Using the data below, repeat all of it precisely.
— Start of TASK MATERIAL —
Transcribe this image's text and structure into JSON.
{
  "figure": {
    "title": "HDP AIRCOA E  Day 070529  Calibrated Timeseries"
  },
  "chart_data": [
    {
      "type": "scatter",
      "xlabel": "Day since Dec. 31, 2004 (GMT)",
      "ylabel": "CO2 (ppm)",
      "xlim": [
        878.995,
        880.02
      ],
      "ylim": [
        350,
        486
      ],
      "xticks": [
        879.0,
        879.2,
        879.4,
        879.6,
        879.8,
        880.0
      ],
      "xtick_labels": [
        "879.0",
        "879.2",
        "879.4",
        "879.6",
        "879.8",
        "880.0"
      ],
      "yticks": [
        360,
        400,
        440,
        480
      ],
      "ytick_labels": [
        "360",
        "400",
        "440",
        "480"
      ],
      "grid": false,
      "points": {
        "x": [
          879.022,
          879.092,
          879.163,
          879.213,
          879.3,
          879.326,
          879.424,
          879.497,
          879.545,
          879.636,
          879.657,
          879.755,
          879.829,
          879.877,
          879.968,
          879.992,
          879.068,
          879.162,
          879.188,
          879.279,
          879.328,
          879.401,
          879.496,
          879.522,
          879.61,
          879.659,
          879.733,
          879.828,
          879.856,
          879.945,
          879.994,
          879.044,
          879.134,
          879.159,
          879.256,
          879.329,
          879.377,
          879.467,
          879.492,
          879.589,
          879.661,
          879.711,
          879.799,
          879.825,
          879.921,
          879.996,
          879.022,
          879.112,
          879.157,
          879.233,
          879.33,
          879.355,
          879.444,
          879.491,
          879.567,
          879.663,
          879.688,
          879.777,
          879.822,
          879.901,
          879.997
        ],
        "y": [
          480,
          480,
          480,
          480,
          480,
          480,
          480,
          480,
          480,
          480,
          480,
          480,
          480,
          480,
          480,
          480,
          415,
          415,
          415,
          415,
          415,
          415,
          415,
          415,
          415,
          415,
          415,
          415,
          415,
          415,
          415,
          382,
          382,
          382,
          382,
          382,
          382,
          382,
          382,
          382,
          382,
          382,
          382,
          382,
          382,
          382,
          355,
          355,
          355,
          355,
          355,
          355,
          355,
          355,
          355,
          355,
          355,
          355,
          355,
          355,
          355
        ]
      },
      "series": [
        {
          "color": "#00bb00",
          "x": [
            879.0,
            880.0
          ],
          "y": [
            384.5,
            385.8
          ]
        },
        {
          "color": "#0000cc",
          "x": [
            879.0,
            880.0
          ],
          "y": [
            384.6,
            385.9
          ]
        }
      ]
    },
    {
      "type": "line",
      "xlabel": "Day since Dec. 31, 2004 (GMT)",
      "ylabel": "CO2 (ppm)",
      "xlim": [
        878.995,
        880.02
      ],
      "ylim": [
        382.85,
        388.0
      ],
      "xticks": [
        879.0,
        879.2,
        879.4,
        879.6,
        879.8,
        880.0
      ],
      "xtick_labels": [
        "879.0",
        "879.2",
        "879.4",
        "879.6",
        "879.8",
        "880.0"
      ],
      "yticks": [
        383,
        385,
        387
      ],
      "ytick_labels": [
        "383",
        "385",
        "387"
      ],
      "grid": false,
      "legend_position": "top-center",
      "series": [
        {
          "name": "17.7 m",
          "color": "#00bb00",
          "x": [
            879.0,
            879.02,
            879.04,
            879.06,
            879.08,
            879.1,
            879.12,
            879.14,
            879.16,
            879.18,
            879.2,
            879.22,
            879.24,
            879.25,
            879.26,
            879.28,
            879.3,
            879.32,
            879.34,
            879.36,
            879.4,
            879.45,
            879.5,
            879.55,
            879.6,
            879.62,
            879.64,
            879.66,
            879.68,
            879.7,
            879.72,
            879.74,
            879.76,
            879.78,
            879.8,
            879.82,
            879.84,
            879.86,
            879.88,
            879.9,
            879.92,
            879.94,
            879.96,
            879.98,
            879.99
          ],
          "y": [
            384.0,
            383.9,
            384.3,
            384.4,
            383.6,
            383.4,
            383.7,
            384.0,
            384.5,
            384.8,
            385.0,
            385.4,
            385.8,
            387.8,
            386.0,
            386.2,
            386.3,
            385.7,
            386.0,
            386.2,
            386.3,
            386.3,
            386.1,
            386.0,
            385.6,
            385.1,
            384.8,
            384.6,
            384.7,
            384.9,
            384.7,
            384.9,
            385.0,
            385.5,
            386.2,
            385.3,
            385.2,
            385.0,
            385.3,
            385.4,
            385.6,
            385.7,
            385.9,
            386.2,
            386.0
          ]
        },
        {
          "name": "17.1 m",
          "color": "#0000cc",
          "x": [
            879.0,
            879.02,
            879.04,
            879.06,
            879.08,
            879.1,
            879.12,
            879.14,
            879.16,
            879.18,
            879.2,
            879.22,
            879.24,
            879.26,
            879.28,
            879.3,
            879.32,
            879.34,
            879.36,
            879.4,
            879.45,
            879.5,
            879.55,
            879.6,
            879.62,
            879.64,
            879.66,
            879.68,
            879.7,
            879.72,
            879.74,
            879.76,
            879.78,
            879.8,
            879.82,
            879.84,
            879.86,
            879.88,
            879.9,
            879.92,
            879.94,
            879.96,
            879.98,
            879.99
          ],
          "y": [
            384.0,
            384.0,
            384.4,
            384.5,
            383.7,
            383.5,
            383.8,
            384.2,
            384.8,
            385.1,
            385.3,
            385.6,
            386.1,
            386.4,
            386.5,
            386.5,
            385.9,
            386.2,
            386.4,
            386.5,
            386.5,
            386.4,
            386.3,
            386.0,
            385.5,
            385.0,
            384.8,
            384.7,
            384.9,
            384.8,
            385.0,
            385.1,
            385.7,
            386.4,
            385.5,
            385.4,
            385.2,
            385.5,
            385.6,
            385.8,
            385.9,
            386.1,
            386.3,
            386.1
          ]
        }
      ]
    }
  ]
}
— End of TASK MATERIAL —
## THE RESPONSE
Transcribe this image's text and structure into JSON.
{
  "figure": {
    "title": "HDP AIRCOA E  Day 070529  Calibrated Timeseries"
  },
  "chart_data": [
    {
      "type": "scatter",
      "xlabel": "Day since Dec. 31, 2004 (GMT)",
      "ylabel": "CO2 (ppm)",
      "xlim": [
        878.995,
        880.02
      ],
      "ylim": [
        350,
        486
      ],
      "xticks": [
        879.0,
        879.2,
        879.4,
        879.6,
        879.8,
        880.0
      ],
      "xtick_labels": [
        "879.0",
        "879.2",
        "879.4",
        "879.6",
        "879.8",
        "880.0"
      ],
      "yticks": [
        360,
        400,
        440,
        480
      ],
      "ytick_labels": [
        "360",
        "400",
        "440",
        "480"
      ],
      "grid": false,
      "points": {
        "x": [
          879.022,
          879.092,
          879.163,
          879.213,
          879.3,
          879.326,
          879.424,
          879.497,
          879.545,
          879.636,
          879.657,
          879.755,
          879.829,
          879.877,
          879.968,
          879.992,
          879.068,
          879.162,
          879.188,
          879.279,
          879.328,
          879.401,
          879.496,
          879.522,
          879.61,
          879.659,
          879.733,
          879.828,
          879.856,
          879.945,
          879.994,
          879.044,
          879.134,
          879.159,
          879.256,
          879.329,
          879.377,
          879.467,
          879.492,
          879.589,
          879.661,
          879.711,
          879.799,
          879.825,
          879.921,
          879.996,
          879.022,
          879.112,
          879.157,
          879.233,
          879.33,
          879.355,
          879.444,
          879.491,
          879.567,
          879.663,
          879.688,
          879.777,
          879.822,
          879.901,
          879.997
        ],
        "y": [
          480,
          480,
          480,
          480,
          480,
          480,
          480,
          480,
          480,
          480,
          480,
          480,
          480,
          480,
          480,
          480,
          415,
          415,
          415,
          415,
          415,
          415,
          415,
          415,
          415,
          415,
          415,
          415,
          415,
          415,
          415,
          382,
          382,
          382,
          382,
          382,
          382,
          382,
          382,
          382,
          382,
          382,
          382,
          382,
          382,
          382,
          355,
          355,
          355,
          355,
          355,
          355,
          355,
          355,
          355,
          355,
          355,
          355,
          355,
          355,
          355
        ]
      },
      "series": [
        {
          "color": "#00bb00",
          "x": [
            879.0,
            880.0
          ],
          "y": [
            384.5,
            385.8
          ]
        },
        {
          "color": "#0000cc",
          "x": [
            879.0,
            880.0
          ],
          "y": [
            384.6,
            385.9
          ]
        }
      ]
    },
    {
      "type": "line",
      "xlabel": "Day since Dec. 31, 2004 (GMT)",
      "ylabel": "CO2 (ppm)",
      "xlim": [
        878.995,
        880.02
      ],
      "ylim": [
        382.85,
        388.0
      ],
      "xticks": [
        879.0,
        879.2,
        879.4,
        879.6,
        879.8,
        880.0
      ],
      "xtick_labels": [
        "879.0",
        "879.2",
        "879.4",
        "879.6",
        "879.8",
        "880.0"
      ],
      "yticks": [
        383,
        385,
        387
      ],
      "ytick_labels": [
        "383",
        "385",
        "387"
      ],
      "grid": false,
      "legend_position": "top-center",
      "series": [
        {
          "name": "17.7 m",
          "color": "#00bb00",
          "x": [
            879.0,
            879.02,
            879.04,
            879.06,
            879.08,
            879.1,
            879.12,
            879.14,
            879.16,
            879.18,
            879.2,
            879.22,
            879.24,
            879.25,
            879.26,
            879.28,
            879.3,
            879.32,
            879.34,
            879.36,
            879.4,
            879.45,
            879.5,
            879.55,
            879.6,
            879.62,
            879.64,
            879.66,
            879.68,
            879.7,
            879.72,
            879.74,
            879.76,
            879.78,
            879.8,
            879.82,
            879.84,
            879.86,
            879.88,
            879.9,
            879.92,
            879.94,
            879.96,
            879.98,
            879.99
          ],
          "y": [
            384.0,
            383.9,
            384.3,
            384.4,
            383.6,
            383.4,
            383.7,
            384.0,
            384.5,
            384.8,
            385.0,
            385.4,
            385.8,
            387.8,
            386.0,
            386.2,
            386.3,
            385.7,
            386.0,
            386.2,
            386.3,
            386.3,
            386.1,
            386.0,
            385.6,
            385.1,
            384.8,
            384.6,
            384.7,
            384.9,
            384.7,
            384.9,
            385.0,
            385.5,
            386.2,
            385.3,
            385.2,
            385.0,
            385.3,
            385.4,
            385.6,
            385.7,
            385.9,
            386.2,
            386.0
          ]
        },
        {
          "name": "17.1 m",
          "color": "#0000cc",
          "x": [
            879.0,
            879.02,
            879.04,
            879.06,
            879.08,
            879.1,
            879.12,
            879.14,
            879.16,
            879.18,
            879.2,
            879.22,
            879.24,
            879.26,
            879.28,
            879.3,
            879.32,
            879.34,
            879.36,
            879.4,
            879.45,
            879.5,
            879.55,
            879.6,
            879.62,
            879.64,
            879.66,
            879.68,
            879.7,
            879.72,
            879.74,
            879.76,
            879.78,
            879.8,
            879.82,
            879.84,
            879.86,
            879.88,
            879.9,
            879.92,
            879.94,
            879.96,
            879.98,
            879.99
          ],
          "y": [
            384.0,
            384.0,
            384.4,
            384.5,
            383.7,
            383.5,
            383.8,
            384.2,
            384.8,
            385.1,
            385.3,
            385.6,
            386.1,
            386.4,
            386.5,
            386.5,
            385.9,
            386.2,
            386.4,
            386.5,
            386.5,
            386.4,
            386.3,
            386.0,
            385.5,
            385.0,
            384.8,
            384.7,
            384.9,
            384.8,
            385.0,
            385.1,
            385.7,
            386.4,
            385.5,
            385.4,
            385.2,
            385.5,
            385.6,
            385.8,
            385.9,
            386.1,
            386.3,
            386.1
          ]
        }
      ]
    }
  ]
}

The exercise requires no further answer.